▸ WHAT IS EXPECTED
Write out each line from the data below that includes the word "Primary".

▸ DATA LINES
◇ ◇ ◇ ◇ ◇ ◇ ◇

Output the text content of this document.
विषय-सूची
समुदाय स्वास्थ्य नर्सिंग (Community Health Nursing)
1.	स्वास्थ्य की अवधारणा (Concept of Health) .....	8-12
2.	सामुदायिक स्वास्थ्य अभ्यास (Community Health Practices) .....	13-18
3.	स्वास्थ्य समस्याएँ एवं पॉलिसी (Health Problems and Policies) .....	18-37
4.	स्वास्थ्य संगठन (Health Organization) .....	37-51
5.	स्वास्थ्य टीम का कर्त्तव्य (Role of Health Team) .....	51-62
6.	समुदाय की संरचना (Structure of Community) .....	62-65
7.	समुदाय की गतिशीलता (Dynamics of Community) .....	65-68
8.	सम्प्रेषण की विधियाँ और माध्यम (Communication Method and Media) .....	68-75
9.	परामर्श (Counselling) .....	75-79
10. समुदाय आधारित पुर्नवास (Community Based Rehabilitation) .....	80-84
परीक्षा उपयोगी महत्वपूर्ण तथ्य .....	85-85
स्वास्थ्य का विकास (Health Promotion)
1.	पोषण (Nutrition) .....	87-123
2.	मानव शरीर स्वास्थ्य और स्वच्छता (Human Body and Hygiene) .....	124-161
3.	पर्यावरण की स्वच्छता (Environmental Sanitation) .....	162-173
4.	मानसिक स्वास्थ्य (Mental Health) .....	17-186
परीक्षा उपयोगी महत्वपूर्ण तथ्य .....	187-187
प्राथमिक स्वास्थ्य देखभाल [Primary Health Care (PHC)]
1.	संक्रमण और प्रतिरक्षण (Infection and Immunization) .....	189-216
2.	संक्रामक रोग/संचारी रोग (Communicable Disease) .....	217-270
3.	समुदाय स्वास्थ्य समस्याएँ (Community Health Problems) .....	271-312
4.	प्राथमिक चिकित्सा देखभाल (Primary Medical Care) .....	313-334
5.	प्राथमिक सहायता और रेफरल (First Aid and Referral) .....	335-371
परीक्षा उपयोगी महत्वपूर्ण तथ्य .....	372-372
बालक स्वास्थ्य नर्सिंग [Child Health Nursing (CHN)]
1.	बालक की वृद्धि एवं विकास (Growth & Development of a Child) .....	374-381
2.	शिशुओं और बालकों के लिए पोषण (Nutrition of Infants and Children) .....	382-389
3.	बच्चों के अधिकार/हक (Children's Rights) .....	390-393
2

◇ ◇ ◇ ◇ ◇ ◇ ◇

▸ WRITTEN REPLY
प्राथमिक स्वास्थ्य देखभाल [Primary Health Care (PHC)]
4.	प्राथमिक चिकित्सा देखभाल (Primary Medical Care) .....	313-334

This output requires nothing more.